*TASK REQUIREMENTS*
List each line of the records below that contains the word "Legend".

▽

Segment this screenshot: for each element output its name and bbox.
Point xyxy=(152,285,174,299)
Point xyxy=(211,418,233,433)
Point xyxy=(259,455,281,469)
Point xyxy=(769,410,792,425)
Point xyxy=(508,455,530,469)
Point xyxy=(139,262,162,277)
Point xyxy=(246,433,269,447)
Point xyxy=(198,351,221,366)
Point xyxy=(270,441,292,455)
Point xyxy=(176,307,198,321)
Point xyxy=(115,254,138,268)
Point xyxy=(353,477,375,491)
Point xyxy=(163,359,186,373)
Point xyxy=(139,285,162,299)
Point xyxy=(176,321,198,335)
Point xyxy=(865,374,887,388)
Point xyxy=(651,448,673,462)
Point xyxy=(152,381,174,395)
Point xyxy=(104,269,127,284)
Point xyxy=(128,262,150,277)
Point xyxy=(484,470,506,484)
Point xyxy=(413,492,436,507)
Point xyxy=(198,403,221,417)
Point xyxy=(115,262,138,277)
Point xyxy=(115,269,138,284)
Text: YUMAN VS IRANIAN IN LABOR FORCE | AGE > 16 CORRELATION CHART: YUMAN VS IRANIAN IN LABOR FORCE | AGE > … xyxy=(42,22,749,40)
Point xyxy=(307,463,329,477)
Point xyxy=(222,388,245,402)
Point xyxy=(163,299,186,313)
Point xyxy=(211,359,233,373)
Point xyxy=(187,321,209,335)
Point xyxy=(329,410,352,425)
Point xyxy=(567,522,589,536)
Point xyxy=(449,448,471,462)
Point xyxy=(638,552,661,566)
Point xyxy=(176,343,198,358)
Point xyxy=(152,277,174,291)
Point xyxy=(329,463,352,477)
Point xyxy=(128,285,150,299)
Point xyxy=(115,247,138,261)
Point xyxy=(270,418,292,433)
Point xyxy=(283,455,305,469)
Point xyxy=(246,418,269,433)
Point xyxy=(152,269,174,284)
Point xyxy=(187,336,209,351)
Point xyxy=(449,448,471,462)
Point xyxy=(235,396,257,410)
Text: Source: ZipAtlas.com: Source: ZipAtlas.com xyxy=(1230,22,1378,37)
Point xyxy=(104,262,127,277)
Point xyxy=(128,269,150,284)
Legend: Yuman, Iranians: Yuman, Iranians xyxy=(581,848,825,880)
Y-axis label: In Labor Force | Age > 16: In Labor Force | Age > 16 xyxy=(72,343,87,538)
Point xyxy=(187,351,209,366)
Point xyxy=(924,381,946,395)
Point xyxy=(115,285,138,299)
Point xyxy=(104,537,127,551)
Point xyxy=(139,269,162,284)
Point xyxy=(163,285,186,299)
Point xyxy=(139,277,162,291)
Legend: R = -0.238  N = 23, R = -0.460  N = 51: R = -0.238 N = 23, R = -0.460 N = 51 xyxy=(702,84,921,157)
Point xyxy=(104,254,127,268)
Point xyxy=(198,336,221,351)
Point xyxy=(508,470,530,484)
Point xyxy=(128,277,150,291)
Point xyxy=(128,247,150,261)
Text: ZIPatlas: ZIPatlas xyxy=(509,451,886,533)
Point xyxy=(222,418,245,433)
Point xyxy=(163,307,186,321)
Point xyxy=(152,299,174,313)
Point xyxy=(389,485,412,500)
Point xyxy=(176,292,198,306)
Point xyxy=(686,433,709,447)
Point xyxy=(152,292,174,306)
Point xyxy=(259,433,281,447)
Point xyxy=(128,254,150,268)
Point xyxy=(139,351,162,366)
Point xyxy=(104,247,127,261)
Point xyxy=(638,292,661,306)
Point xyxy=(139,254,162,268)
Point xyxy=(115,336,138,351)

△

*RESULT FOR THIS EXERCISE*
Legend: Yuman, Iranians: Yuman, Iranians xyxy=(581,848,825,880)
Legend: R = -0.238  N = 23, R = -0.460  N = 51: R = -0.238 N = 23, R = -0.460 N = 51 xyxy=(702,84,921,157)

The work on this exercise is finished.